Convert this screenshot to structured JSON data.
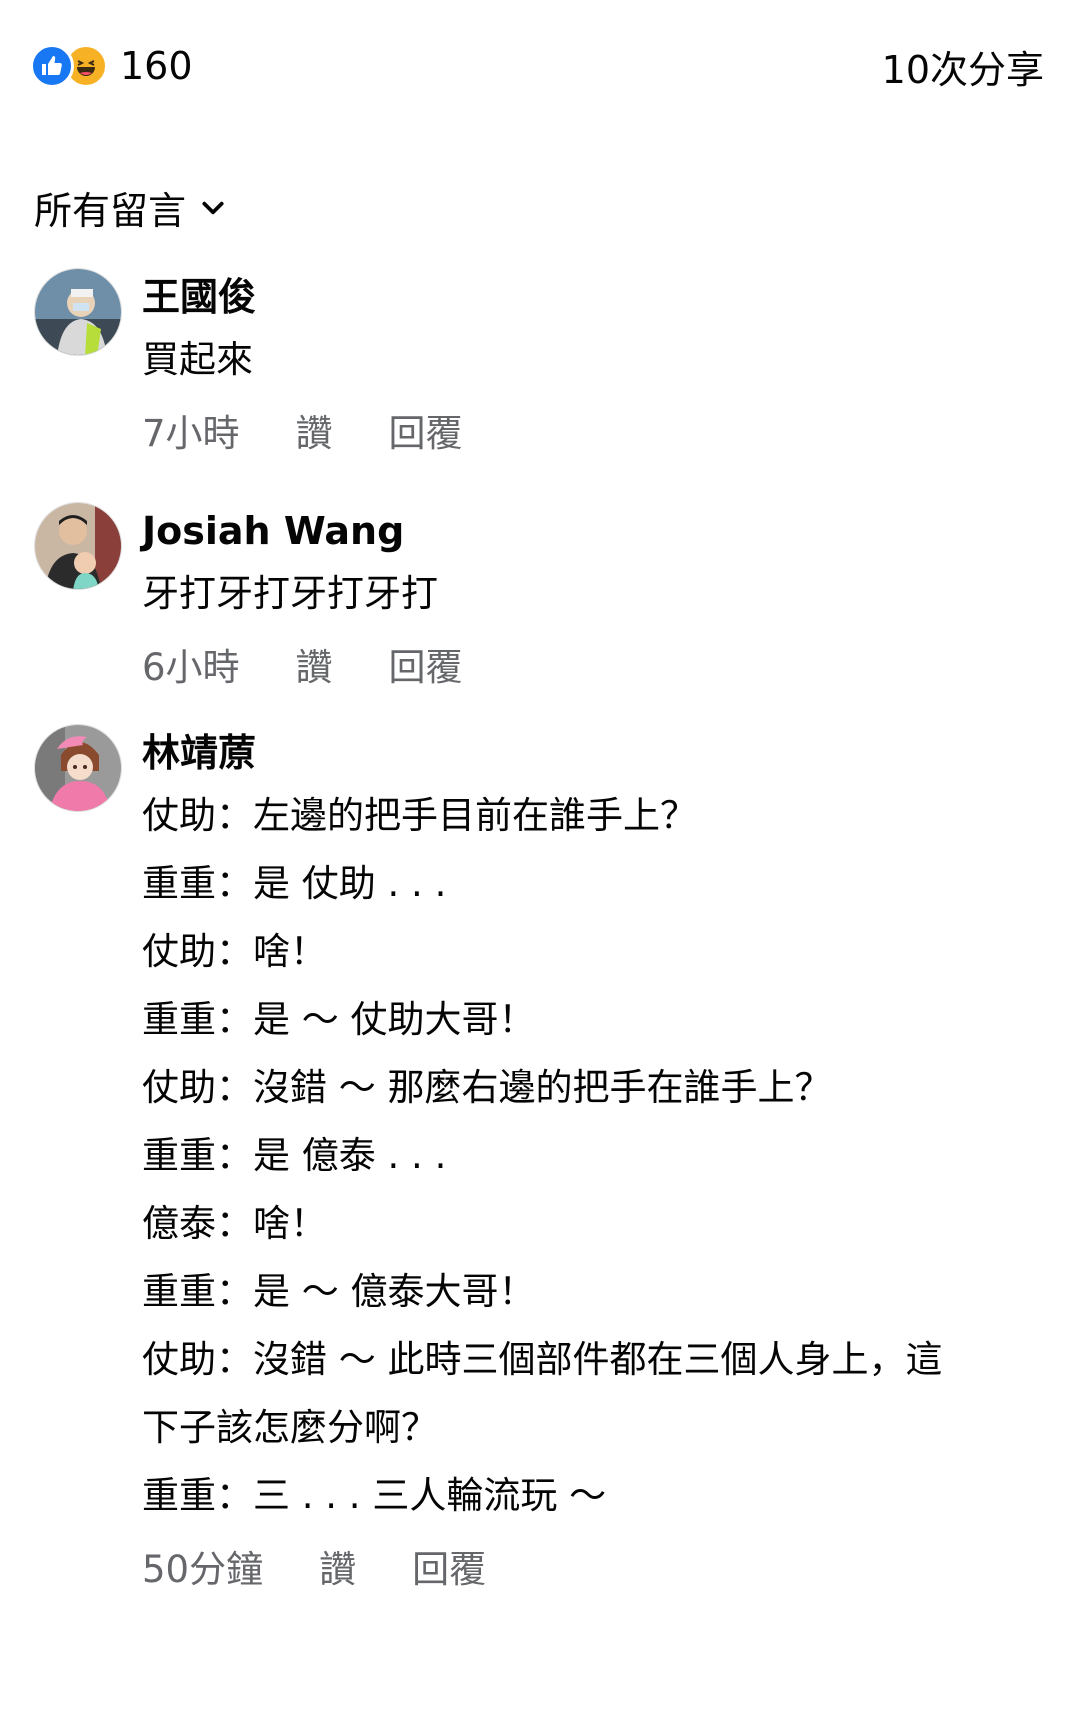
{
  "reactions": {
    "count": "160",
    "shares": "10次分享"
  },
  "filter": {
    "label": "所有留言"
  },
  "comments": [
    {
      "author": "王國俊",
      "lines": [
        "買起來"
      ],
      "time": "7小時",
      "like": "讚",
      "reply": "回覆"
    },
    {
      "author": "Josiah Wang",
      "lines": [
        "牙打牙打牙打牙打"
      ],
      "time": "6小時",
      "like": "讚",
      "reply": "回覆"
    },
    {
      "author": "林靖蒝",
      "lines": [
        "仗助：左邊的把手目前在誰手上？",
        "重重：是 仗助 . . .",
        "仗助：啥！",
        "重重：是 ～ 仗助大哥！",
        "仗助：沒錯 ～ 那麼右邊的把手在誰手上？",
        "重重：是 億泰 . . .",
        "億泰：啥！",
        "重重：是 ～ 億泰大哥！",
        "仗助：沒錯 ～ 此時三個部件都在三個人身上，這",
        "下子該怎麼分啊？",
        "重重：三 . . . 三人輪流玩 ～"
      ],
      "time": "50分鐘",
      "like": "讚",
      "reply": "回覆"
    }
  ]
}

* * * *

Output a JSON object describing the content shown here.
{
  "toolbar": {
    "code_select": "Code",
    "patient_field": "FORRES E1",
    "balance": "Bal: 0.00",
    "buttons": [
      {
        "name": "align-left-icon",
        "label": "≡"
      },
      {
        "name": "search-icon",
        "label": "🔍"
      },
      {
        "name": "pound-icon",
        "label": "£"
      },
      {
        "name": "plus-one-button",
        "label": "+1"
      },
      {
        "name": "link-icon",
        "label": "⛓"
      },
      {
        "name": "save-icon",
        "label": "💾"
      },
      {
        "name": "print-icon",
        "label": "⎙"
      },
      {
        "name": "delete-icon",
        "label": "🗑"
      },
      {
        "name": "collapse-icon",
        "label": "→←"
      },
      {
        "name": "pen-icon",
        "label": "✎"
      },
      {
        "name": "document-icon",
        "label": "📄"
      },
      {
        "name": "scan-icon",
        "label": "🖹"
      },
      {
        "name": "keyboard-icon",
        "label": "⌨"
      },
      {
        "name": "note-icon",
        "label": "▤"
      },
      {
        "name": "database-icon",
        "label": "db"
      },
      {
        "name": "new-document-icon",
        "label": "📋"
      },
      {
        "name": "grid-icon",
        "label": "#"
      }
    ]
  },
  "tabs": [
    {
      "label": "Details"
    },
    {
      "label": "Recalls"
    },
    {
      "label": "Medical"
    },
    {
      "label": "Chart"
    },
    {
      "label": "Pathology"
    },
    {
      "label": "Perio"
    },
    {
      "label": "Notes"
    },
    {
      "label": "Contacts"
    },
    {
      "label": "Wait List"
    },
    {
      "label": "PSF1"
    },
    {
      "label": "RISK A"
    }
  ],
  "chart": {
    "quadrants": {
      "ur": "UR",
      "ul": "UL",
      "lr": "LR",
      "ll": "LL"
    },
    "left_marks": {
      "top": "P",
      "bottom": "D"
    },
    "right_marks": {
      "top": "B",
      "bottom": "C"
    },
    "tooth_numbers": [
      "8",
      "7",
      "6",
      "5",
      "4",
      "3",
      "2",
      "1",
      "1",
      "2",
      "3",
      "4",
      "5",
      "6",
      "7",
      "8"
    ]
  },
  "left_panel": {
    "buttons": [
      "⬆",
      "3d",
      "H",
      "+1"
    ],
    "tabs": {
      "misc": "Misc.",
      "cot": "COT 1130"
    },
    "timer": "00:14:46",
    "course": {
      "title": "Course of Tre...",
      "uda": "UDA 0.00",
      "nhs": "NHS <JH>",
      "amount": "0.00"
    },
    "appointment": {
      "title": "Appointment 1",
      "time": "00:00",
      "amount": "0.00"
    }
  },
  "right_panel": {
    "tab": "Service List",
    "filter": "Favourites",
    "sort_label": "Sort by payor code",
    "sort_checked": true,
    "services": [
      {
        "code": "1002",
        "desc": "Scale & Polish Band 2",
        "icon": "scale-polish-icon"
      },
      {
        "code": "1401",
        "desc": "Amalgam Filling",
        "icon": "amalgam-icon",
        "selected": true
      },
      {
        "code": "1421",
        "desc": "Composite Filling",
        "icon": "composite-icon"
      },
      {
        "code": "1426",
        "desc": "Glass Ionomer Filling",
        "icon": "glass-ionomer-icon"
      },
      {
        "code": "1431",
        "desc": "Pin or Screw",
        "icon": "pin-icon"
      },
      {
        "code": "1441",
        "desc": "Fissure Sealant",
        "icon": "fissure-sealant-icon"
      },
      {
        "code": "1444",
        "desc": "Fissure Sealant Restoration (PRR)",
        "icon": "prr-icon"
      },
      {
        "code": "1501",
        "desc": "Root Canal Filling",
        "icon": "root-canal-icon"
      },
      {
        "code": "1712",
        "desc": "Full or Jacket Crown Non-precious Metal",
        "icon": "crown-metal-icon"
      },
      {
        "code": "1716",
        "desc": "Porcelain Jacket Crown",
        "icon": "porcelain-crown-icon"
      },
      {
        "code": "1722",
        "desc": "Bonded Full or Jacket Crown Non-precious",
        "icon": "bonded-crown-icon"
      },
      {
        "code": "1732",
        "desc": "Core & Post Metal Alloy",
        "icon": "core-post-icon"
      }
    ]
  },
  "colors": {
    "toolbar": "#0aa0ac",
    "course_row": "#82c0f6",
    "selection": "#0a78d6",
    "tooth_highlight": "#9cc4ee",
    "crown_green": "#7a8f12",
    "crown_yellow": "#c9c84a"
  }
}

* * * *

Exercise description:
From the entries above, extract each line containing "title".

Output for this task:
      "title": "Course of Tre...",
      "title": "Appointment 1",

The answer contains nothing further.